*** Block opens ***

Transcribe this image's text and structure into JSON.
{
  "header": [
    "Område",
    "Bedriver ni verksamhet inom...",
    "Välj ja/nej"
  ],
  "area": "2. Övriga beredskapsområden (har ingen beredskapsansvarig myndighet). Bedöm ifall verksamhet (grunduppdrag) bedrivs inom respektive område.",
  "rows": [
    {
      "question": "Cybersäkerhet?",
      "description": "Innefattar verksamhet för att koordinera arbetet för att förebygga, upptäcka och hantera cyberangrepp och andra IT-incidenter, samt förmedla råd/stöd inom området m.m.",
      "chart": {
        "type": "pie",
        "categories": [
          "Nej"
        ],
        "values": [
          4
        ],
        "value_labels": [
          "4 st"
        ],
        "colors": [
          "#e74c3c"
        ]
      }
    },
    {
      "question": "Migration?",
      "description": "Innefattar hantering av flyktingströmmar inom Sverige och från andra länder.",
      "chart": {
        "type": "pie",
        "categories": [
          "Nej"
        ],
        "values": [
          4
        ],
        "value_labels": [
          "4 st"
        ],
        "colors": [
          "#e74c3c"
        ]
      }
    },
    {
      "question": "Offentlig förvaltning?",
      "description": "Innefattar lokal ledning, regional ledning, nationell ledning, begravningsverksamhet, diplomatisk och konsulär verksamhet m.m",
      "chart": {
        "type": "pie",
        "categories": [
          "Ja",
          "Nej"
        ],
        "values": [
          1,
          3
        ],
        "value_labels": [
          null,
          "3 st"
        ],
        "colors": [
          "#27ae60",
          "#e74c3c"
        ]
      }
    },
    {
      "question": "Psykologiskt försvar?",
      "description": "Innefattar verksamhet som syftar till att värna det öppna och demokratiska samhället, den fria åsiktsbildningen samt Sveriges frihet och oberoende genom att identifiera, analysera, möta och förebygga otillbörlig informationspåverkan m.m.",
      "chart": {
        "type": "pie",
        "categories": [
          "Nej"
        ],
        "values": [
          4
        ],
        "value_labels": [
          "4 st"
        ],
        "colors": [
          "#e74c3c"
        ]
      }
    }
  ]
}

*** Block closes ***

Problem to work on: Answer with one number: how many lines in the listing hold "samt".

Answer to this exercise: 2